• Stored items
============================================================
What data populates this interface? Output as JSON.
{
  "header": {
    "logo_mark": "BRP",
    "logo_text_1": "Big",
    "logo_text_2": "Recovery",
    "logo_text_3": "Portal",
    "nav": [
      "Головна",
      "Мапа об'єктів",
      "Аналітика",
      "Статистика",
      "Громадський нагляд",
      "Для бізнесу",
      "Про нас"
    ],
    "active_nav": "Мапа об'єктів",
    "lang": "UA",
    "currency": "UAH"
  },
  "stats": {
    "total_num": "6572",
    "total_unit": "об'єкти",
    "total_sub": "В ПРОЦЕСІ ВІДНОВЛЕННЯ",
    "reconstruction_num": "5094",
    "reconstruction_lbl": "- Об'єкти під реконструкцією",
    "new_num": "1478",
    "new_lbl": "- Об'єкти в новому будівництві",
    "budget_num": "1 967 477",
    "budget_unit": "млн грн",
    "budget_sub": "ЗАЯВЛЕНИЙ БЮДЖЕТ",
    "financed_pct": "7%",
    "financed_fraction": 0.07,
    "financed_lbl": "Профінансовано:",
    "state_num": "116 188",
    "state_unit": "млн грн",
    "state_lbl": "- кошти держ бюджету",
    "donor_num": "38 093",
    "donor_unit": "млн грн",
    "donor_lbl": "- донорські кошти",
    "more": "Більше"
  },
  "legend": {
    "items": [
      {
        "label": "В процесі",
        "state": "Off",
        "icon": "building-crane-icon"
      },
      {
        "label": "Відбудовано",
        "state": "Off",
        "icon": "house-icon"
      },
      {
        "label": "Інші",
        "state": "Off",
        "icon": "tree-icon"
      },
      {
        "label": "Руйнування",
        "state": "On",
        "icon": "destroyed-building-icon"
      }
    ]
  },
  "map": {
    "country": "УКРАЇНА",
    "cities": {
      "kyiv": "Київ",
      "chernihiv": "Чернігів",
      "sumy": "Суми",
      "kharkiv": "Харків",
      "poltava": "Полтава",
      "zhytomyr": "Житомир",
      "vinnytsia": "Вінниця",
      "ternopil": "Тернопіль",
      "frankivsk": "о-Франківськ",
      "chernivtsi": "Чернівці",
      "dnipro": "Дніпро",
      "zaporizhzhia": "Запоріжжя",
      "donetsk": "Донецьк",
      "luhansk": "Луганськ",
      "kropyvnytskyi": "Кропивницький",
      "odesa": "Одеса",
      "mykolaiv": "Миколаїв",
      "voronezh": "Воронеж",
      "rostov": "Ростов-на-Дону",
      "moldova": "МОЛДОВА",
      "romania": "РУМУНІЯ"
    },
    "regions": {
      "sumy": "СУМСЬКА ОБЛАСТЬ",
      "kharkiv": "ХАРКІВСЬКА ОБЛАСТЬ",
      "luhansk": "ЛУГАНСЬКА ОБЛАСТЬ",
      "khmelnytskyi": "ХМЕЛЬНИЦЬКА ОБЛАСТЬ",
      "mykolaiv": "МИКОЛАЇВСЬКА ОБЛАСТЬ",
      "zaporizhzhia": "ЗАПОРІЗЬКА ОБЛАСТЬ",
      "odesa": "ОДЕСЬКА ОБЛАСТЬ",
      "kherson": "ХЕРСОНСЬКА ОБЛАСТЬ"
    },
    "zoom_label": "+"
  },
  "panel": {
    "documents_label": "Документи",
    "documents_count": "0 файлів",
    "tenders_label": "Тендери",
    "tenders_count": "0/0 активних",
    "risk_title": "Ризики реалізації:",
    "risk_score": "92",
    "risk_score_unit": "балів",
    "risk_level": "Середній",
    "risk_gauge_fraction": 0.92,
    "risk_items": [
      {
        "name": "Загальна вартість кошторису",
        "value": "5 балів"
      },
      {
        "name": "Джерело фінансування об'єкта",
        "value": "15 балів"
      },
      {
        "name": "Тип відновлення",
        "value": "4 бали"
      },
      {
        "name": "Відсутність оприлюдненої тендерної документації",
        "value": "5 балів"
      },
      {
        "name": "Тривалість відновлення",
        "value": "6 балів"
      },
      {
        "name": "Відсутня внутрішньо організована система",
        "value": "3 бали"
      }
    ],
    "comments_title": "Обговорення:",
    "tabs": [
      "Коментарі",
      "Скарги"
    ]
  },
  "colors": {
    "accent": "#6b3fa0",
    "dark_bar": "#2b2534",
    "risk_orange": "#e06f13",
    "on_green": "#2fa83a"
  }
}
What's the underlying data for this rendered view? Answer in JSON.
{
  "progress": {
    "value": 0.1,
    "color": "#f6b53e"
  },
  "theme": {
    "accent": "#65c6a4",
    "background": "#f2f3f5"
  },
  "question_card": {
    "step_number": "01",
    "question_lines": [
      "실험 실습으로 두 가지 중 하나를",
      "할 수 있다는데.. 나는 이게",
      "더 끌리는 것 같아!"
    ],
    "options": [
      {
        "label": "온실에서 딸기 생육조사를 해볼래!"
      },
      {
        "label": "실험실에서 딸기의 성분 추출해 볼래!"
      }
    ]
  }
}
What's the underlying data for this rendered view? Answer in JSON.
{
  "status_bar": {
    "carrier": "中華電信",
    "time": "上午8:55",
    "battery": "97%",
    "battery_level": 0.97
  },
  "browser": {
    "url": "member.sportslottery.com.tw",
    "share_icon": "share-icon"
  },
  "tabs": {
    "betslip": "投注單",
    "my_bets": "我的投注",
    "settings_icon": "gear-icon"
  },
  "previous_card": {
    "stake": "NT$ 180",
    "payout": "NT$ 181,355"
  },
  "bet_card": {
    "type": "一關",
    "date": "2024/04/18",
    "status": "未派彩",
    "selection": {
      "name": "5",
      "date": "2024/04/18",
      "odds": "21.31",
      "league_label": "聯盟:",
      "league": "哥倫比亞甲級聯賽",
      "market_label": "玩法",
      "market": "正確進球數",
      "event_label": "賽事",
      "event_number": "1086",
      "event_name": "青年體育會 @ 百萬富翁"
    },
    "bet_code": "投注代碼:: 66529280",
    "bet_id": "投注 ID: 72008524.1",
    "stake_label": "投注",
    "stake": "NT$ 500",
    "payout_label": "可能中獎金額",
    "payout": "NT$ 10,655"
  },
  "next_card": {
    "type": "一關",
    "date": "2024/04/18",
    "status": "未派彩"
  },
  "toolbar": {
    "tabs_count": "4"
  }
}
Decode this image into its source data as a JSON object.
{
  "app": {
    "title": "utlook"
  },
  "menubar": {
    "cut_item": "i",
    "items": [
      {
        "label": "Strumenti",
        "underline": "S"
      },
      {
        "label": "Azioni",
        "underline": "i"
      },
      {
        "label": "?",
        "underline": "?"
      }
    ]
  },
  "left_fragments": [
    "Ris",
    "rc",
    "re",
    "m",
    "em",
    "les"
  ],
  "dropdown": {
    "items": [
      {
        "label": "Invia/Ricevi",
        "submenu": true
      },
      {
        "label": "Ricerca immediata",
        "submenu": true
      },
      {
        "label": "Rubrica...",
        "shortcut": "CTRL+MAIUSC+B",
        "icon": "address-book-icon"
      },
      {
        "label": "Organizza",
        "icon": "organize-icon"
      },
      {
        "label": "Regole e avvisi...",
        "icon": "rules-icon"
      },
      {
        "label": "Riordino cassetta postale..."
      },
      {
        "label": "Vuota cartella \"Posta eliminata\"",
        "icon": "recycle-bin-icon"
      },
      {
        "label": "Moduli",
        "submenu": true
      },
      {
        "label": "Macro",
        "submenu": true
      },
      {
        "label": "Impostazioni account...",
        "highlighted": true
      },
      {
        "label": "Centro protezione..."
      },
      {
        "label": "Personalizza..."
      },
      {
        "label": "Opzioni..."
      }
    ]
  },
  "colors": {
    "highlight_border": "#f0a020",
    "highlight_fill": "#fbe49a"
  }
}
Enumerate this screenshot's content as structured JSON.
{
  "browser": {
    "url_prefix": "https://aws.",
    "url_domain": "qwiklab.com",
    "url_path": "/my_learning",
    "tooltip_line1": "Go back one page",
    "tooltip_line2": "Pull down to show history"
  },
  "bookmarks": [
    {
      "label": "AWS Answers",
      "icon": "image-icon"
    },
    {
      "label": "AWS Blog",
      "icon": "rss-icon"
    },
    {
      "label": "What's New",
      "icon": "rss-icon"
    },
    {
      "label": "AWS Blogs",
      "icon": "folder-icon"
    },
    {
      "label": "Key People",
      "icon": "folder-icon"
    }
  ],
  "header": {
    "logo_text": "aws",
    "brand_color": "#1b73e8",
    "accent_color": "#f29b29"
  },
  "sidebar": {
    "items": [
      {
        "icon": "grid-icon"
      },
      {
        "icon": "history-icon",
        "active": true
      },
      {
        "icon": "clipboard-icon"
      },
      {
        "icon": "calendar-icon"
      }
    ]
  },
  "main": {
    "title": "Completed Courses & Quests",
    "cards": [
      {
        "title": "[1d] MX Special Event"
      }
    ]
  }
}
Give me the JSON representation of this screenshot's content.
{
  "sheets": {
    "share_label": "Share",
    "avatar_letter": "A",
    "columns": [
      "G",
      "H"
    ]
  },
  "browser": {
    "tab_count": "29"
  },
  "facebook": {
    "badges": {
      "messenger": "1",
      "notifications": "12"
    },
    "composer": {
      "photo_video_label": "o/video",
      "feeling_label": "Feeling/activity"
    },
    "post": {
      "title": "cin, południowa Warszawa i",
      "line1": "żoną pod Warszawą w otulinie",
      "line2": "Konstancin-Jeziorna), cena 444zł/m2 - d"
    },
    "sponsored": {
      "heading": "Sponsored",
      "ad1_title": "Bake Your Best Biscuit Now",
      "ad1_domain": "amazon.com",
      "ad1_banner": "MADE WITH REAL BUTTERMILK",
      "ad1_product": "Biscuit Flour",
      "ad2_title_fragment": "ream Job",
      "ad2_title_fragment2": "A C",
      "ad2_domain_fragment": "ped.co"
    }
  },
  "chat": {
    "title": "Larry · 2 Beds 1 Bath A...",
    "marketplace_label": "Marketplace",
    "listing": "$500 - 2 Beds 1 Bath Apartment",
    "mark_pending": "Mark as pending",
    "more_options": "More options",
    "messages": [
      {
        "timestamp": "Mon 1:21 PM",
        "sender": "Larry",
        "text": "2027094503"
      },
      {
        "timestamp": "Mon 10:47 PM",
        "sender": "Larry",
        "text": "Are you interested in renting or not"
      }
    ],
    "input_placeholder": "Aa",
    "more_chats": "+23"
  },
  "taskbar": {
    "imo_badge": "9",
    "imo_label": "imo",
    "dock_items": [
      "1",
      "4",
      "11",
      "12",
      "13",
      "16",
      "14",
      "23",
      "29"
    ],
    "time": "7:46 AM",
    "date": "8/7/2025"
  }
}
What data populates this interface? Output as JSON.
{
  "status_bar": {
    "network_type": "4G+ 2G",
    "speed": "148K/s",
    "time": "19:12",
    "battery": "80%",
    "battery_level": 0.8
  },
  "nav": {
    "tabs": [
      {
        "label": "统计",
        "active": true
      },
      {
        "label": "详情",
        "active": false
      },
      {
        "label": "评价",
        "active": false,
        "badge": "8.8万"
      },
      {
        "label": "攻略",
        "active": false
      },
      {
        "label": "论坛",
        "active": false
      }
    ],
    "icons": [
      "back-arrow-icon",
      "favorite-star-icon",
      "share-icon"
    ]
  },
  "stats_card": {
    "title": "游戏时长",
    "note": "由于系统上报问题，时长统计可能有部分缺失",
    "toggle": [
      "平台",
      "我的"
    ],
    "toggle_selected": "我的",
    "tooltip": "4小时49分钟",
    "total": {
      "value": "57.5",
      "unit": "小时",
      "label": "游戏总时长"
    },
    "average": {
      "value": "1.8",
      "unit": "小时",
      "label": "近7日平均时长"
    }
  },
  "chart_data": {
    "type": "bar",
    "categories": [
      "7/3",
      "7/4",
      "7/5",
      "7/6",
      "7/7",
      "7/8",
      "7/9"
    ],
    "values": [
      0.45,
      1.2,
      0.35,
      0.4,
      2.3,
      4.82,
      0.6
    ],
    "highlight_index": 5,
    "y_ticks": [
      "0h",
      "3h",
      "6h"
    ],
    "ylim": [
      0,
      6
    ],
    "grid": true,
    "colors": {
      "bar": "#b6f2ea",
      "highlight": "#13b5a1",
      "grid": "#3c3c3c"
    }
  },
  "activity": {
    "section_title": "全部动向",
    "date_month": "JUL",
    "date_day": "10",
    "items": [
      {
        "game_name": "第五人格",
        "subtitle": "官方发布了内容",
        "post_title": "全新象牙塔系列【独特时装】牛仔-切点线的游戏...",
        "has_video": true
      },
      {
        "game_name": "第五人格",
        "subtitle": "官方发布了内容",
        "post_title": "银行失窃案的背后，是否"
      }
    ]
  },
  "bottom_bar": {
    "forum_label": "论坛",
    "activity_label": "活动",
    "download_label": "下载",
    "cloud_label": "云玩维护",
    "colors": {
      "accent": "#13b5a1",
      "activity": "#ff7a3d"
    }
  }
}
============================================================
• Exercise
Out of the preceding entries, pull every line containing the string "кошти".

• Answer for the task
    "state_lbl": "- кошти держ бюджету",
    "donor_lbl": "- донорські кошти",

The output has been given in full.